WRITTEN PROBLEM:
Collect every line below that contains the word "value".

GIVEN INFORMATION:

_ _ _ _ _ _ _

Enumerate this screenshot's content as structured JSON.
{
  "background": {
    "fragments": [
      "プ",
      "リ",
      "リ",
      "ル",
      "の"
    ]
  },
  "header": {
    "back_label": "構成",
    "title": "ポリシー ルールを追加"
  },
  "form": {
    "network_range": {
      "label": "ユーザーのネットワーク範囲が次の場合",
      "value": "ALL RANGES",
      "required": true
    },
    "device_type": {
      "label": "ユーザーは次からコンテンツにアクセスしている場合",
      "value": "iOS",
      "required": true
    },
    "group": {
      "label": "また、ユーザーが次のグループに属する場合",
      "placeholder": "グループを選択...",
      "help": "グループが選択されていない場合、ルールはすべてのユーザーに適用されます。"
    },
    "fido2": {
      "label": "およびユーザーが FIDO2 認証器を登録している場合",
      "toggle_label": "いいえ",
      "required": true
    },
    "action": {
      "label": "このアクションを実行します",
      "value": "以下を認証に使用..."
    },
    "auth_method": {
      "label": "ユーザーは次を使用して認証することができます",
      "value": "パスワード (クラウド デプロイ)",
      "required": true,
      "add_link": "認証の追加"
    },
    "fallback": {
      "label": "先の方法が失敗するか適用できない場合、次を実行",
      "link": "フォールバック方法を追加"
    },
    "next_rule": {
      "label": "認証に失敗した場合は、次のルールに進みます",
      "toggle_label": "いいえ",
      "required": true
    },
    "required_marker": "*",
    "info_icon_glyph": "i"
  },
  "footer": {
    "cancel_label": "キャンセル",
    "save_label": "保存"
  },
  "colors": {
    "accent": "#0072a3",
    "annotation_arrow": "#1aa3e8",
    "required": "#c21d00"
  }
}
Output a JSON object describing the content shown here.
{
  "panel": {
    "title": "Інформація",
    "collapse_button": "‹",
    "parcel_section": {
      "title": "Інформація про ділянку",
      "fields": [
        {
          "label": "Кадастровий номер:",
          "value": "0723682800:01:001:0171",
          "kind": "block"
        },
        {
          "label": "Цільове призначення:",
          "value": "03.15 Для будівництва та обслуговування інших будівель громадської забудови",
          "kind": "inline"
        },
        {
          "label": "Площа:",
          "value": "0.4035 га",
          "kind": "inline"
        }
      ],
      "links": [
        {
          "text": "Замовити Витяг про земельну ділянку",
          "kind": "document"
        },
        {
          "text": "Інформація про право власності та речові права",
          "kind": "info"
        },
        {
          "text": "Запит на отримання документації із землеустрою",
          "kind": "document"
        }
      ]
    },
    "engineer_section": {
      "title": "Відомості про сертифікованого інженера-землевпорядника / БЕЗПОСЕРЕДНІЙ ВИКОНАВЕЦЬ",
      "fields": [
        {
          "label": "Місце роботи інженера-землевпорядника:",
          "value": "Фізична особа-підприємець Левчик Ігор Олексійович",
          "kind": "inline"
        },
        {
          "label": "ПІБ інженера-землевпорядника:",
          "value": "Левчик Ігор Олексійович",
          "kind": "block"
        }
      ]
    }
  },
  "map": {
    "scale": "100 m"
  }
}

_ _ _ _ _ _ _

TASK RESPONSE:
      "value": "ALL RANGES",
      "value": "iOS",
      "value": "以下を認証に使用..."
      "value": "パスワード (クラウド デプロイ)",
          "value": "0723682800:01:001:0171",
          "value": "03.15 Для будівництва та обслуговування інших будівель громадської забудови",
          "value": "0.4035 га",
          "value": "Фізична особа-підприємець Левчик Ігор Олексійович",
          "value": "Левчик Ігор Олексійович",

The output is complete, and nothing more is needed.